• **Aim of the task**: Repeat all of the data precisely.

• **Provided entries**:
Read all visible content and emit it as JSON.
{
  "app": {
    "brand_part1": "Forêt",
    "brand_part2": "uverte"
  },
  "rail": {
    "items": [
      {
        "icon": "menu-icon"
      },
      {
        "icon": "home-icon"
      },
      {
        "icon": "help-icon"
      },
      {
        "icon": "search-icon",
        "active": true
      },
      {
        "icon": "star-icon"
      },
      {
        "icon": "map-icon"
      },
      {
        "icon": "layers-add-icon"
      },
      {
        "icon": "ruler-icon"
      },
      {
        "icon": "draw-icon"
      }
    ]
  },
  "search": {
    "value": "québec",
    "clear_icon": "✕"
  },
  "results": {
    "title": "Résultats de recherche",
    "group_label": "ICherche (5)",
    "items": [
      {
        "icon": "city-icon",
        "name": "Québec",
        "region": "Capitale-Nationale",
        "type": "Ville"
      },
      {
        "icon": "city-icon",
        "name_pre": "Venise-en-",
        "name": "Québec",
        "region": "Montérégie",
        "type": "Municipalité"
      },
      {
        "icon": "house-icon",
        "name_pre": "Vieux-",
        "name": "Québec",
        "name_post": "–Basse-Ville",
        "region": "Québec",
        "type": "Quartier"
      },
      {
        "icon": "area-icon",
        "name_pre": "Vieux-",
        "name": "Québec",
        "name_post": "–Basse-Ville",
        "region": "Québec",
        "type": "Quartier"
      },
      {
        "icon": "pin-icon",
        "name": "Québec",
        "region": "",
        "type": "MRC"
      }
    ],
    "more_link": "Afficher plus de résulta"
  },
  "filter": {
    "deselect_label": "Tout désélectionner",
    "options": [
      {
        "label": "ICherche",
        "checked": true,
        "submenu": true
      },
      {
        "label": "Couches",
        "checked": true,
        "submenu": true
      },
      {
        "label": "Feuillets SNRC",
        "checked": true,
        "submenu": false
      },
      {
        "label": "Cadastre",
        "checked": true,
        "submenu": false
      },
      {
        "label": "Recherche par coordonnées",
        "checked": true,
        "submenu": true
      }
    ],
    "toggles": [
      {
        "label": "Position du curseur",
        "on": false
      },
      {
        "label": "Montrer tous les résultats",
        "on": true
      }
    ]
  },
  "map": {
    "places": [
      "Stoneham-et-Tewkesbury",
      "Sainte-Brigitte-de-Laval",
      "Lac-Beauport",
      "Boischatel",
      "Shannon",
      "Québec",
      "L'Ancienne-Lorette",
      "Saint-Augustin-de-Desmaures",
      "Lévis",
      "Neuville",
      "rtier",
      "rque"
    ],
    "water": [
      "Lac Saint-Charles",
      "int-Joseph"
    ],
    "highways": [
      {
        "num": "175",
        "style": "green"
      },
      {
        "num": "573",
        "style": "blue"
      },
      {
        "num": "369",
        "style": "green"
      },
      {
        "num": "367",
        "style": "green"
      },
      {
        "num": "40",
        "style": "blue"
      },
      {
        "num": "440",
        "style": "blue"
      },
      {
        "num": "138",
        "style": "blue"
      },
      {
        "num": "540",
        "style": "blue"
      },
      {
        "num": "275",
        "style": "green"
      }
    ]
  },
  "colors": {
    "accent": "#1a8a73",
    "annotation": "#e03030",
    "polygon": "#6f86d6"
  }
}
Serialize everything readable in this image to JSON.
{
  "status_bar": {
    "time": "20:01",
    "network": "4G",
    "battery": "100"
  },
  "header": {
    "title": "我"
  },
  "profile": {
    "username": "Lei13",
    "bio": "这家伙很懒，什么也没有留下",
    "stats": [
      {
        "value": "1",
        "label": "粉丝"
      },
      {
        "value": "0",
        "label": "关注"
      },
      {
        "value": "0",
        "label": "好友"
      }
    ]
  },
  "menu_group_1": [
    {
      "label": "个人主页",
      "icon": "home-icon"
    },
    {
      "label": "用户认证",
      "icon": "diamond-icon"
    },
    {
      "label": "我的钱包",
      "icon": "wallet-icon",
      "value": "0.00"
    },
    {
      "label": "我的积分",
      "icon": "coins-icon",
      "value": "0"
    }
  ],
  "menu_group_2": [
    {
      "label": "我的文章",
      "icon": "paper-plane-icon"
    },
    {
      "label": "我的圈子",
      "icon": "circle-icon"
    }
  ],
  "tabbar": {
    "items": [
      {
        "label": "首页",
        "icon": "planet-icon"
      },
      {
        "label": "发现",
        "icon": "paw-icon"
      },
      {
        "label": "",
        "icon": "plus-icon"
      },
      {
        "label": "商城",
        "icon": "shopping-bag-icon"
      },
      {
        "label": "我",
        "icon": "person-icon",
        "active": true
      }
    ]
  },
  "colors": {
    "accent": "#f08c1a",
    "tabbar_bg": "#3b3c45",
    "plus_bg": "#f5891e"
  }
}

• **Result of the task**:
Read all visible content and emit it as JSON.
{
  "app": {
    "brand_part1": "Forêt",
    "brand_part2": "uverte"
  },
  "rail": {
    "items": [
      {
        "icon": "menu-icon"
      },
      {
        "icon": "home-icon"
      },
      {
        "icon": "help-icon"
      },
      {
        "icon": "search-icon",
        "active": true
      },
      {
        "icon": "star-icon"
      },
      {
        "icon": "map-icon"
      },
      {
        "icon": "layers-add-icon"
      },
      {
        "icon": "ruler-icon"
      },
      {
        "icon": "draw-icon"
      }
    ]
  },
  "search": {
    "value": "québec",
    "clear_icon": "✕"
  },
  "results": {
    "title": "Résultats de recherche",
    "group_label": "ICherche (5)",
    "items": [
      {
        "icon": "city-icon",
        "name": "Québec",
        "region": "Capitale-Nationale",
        "type": "Ville"
      },
      {
        "icon": "city-icon",
        "name_pre": "Venise-en-",
        "name": "Québec",
        "region": "Montérégie",
        "type": "Municipalité"
      },
      {
        "icon": "house-icon",
        "name_pre": "Vieux-",
        "name": "Québec",
        "name_post": "–Basse-Ville",
        "region": "Québec",
        "type": "Quartier"
      },
      {
        "icon": "area-icon",
        "name_pre": "Vieux-",
        "name": "Québec",
        "name_post": "–Basse-Ville",
        "region": "Québec",
        "type": "Quartier"
      },
      {
        "icon": "pin-icon",
        "name": "Québec",
        "region": "",
        "type": "MRC"
      }
    ],
    "more_link": "Afficher plus de résulta"
  },
  "filter": {
    "deselect_label": "Tout désélectionner",
    "options": [
      {
        "label": "ICherche",
        "checked": true,
        "submenu": true
      },
      {
        "label": "Couches",
        "checked": true,
        "submenu": true
      },
      {
        "label": "Feuillets SNRC",
        "checked": true,
        "submenu": false
      },
      {
        "label": "Cadastre",
        "checked": true,
        "submenu": false
      },
      {
        "label": "Recherche par coordonnées",
        "checked": true,
        "submenu": true
      }
    ],
    "toggles": [
      {
        "label": "Position du curseur",
        "on": false
      },
      {
        "label": "Montrer tous les résultats",
        "on": true
      }
    ]
  },
  "map": {
    "places": [
      "Stoneham-et-Tewkesbury",
      "Sainte-Brigitte-de-Laval",
      "Lac-Beauport",
      "Boischatel",
      "Shannon",
      "Québec",
      "L'Ancienne-Lorette",
      "Saint-Augustin-de-Desmaures",
      "Lévis",
      "Neuville",
      "rtier",
      "rque"
    ],
    "water": [
      "Lac Saint-Charles",
      "int-Joseph"
    ],
    "highways": [
      {
        "num": "175",
        "style": "green"
      },
      {
        "num": "573",
        "style": "blue"
      },
      {
        "num": "369",
        "style": "green"
      },
      {
        "num": "367",
        "style": "green"
      },
      {
        "num": "40",
        "style": "blue"
      },
      {
        "num": "440",
        "style": "blue"
      },
      {
        "num": "138",
        "style": "blue"
      },
      {
        "num": "540",
        "style": "blue"
      },
      {
        "num": "275",
        "style": "green"
      }
    ]
  },
  "colors": {
    "accent": "#1a8a73",
    "annotation": "#e03030",
    "polygon": "#6f86d6"
  }
}
Serialize everything readable in this image to JSON.
{
  "status_bar": {
    "time": "20:01",
    "network": "4G",
    "battery": "100"
  },
  "header": {
    "title": "我"
  },
  "profile": {
    "username": "Lei13",
    "bio": "这家伙很懒，什么也没有留下",
    "stats": [
      {
        "value": "1",
        "label": "粉丝"
      },
      {
        "value": "0",
        "label": "关注"
      },
      {
        "value": "0",
        "label": "好友"
      }
    ]
  },
  "menu_group_1": [
    {
      "label": "个人主页",
      "icon": "home-icon"
    },
    {
      "label": "用户认证",
      "icon": "diamond-icon"
    },
    {
      "label": "我的钱包",
      "icon": "wallet-icon",
      "value": "0.00"
    },
    {
      "label": "我的积分",
      "icon": "coins-icon",
      "value": "0"
    }
  ],
  "menu_group_2": [
    {
      "label": "我的文章",
      "icon": "paper-plane-icon"
    },
    {
      "label": "我的圈子",
      "icon": "circle-icon"
    }
  ],
  "tabbar": {
    "items": [
      {
        "label": "首页",
        "icon": "planet-icon"
      },
      {
        "label": "发现",
        "icon": "paw-icon"
      },
      {
        "label": "",
        "icon": "plus-icon"
      },
      {
        "label": "商城",
        "icon": "shopping-bag-icon"
      },
      {
        "label": "我",
        "icon": "person-icon",
        "active": true
      }
    ]
  },
  "colors": {
    "accent": "#f08c1a",
    "tabbar_bg": "#3b3c45",
    "plus_bg": "#f5891e"
  }
}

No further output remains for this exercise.